Written exercise: Give a verbatim quotation of every record.

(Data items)
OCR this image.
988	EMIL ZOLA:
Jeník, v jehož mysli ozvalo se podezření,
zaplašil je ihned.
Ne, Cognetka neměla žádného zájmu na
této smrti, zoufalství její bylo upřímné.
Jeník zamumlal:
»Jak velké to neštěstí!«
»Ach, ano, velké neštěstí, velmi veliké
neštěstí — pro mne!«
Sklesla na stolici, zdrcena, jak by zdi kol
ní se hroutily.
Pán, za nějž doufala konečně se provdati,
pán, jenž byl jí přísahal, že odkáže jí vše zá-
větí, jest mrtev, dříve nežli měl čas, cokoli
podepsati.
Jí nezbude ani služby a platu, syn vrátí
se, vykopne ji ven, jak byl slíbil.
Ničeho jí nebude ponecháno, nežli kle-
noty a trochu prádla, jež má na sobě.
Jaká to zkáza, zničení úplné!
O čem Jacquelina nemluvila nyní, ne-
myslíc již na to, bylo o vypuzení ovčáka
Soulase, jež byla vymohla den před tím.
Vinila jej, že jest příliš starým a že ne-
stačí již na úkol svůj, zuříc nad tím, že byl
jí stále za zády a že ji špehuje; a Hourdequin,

Result of the task:
OCR this image.
988	EMIL ZOLA:
Jeník, v jehož mysli ozvalo se podezření,
zaplašil je ihned.
Ne, Cognetka neměla žádného zájmu na
této smrti, zoufalství její bylo upřímné.
Jeník zamumlal:
»Jak velké to neštěstí!«
»Ach, ano, velké neštěstí, velmi veliké
neštěstí — pro mne!«
Sklesla na stolici, zdrcena, jak by zdi kol
ní se hroutily.
Pán, za nějž doufala konečně se provdati,
pán, jenž byl jí přísahal, že odkáže jí vše zá-
větí, jest mrtev, dříve nežli měl čas, cokoli
podepsati.
Jí nezbude ani služby a platu, syn vrátí
se, vykopne ji ven, jak byl slíbil.
Ničeho jí nebude ponecháno, nežli kle-
noty a trochu prádla, jež má na sobě.
Jaká to zkáza, zničení úplné!
O čem Jacquelina nemluvila nyní, ne-
myslíc již na to, bylo o vypuzení ovčáka
Soulase, jež byla vymohla den před tím.
Vinila jej, že jest příliš starým a že ne-
stačí již na úkol svůj, zuříc nad tím, že byl
jí stále za zády a že ji špehuje; a Hourdequin,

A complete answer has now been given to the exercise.